Written instruction =>
Copy the rows starting at the beginning of the rows and ending at the line that contains "maximize-icon[interactable]: □ [1217,0,1237,20]", both included.

Raw records =>

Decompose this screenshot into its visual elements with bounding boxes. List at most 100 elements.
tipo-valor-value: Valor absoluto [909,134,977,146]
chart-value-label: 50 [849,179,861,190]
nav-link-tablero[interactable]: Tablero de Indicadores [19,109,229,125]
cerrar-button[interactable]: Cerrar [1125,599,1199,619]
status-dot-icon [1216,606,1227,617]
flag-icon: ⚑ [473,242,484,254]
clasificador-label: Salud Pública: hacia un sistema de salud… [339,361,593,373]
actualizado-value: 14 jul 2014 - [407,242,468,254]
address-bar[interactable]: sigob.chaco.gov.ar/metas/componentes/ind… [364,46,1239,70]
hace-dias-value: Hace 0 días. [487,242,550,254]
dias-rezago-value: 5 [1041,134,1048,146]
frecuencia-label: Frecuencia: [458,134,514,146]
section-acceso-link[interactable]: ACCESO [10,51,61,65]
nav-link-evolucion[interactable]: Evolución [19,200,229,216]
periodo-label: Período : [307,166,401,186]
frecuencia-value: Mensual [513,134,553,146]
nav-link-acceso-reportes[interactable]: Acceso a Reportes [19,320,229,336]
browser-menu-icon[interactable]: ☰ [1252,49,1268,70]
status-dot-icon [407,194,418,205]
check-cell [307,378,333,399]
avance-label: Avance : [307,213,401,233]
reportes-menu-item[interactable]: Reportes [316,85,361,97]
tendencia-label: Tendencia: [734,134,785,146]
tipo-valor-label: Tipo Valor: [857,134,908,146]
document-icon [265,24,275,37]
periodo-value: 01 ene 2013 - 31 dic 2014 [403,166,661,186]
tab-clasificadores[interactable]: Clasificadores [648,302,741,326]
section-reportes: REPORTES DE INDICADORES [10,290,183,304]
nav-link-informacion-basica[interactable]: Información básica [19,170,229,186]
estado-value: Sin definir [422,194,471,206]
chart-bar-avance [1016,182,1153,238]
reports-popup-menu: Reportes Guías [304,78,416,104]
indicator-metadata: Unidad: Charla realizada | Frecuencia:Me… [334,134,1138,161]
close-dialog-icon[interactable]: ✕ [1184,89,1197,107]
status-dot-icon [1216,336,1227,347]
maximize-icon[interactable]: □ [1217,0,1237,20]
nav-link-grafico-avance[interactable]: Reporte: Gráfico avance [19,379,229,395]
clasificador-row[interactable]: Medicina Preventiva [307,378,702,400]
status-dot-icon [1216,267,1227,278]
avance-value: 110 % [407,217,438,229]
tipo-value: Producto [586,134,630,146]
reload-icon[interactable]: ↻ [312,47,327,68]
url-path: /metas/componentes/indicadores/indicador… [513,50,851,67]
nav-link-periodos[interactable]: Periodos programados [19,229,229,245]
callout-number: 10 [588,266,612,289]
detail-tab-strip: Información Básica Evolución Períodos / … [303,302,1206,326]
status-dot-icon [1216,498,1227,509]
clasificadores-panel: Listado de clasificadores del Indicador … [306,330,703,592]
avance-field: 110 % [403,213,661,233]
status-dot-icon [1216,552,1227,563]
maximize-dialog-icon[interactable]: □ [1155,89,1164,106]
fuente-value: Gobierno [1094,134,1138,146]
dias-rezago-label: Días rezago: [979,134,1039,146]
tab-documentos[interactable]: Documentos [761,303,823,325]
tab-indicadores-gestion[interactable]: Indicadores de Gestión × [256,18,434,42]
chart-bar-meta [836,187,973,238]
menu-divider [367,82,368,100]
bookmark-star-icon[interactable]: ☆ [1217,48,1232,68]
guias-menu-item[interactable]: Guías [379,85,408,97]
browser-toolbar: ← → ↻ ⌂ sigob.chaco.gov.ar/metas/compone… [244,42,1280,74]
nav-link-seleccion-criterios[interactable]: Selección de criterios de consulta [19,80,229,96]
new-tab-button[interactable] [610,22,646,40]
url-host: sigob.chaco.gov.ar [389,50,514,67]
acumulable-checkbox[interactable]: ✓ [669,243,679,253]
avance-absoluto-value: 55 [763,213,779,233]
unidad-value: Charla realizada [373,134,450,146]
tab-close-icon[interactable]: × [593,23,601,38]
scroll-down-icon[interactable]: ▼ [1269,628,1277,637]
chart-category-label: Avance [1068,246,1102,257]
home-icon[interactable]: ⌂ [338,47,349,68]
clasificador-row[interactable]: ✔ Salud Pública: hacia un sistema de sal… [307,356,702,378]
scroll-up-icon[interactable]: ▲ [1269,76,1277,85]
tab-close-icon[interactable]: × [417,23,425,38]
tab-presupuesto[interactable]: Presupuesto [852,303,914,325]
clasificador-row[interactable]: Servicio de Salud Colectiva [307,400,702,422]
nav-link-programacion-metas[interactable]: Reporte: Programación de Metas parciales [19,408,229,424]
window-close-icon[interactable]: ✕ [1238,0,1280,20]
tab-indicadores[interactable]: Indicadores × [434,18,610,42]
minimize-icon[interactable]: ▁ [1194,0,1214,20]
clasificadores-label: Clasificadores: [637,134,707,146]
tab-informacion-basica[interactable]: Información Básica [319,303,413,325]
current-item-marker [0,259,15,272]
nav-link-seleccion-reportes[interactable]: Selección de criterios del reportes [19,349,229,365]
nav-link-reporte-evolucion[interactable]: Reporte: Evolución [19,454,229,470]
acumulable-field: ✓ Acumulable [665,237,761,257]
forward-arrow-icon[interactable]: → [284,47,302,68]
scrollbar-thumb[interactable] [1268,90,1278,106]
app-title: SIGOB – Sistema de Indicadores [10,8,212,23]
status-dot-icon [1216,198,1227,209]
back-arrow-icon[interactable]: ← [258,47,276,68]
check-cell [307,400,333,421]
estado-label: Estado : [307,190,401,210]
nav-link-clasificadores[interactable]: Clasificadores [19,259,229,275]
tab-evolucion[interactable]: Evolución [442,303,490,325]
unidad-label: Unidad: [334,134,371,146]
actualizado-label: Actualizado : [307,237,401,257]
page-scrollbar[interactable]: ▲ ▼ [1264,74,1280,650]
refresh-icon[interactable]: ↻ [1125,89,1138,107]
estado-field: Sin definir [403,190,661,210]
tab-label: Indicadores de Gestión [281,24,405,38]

Answer in full =>
Decompose this screenshot into its visual elements with bounding boxes. List at most 100 elements.
tipo-valor-value: Valor absoluto [909,134,977,146]
chart-value-label: 50 [849,179,861,190]
nav-link-tablero[interactable]: Tablero de Indicadores [19,109,229,125]
cerrar-button[interactable]: Cerrar [1125,599,1199,619]
status-dot-icon [1216,606,1227,617]
flag-icon: ⚑ [473,242,484,254]
clasificador-label: Salud Pública: hacia un sistema de salud… [339,361,593,373]
actualizado-value: 14 jul 2014 - [407,242,468,254]
address-bar[interactable]: sigob.chaco.gov.ar/metas/componentes/ind… [364,46,1239,70]
hace-dias-value: Hace 0 días. [487,242,550,254]
dias-rezago-value: 5 [1041,134,1048,146]
frecuencia-label: Frecuencia: [458,134,514,146]
section-acceso-link[interactable]: ACCESO [10,51,61,65]
nav-link-evolucion[interactable]: Evolución [19,200,229,216]
periodo-label: Período : [307,166,401,186]
frecuencia-value: Mensual [513,134,553,146]
nav-link-acceso-reportes[interactable]: Acceso a Reportes [19,320,229,336]
browser-menu-icon[interactable]: ☰ [1252,49,1268,70]
status-dot-icon [407,194,418,205]
check-cell [307,378,333,399]
avance-label: Avance : [307,213,401,233]
reportes-menu-item[interactable]: Reportes [316,85,361,97]
tendencia-label: Tendencia: [734,134,785,146]
tipo-valor-label: Tipo Valor: [857,134,908,146]
document-icon [265,24,275,37]
periodo-value: 01 ene 2013 - 31 dic 2014 [403,166,661,186]
tab-clasificadores[interactable]: Clasificadores [648,302,741,326]
section-reportes: REPORTES DE INDICADORES [10,290,183,304]
nav-link-informacion-basica[interactable]: Información básica [19,170,229,186]
estado-value: Sin definir [422,194,471,206]
chart-bar-avance [1016,182,1153,238]
reports-popup-menu: Reportes Guías [304,78,416,104]
indicator-metadata: Unidad: Charla realizada | Frecuencia:Me… [334,134,1138,161]
close-dialog-icon[interactable]: ✕ [1184,89,1197,107]
status-dot-icon [1216,336,1227,347]
maximize-icon[interactable]: □ [1217,0,1237,20]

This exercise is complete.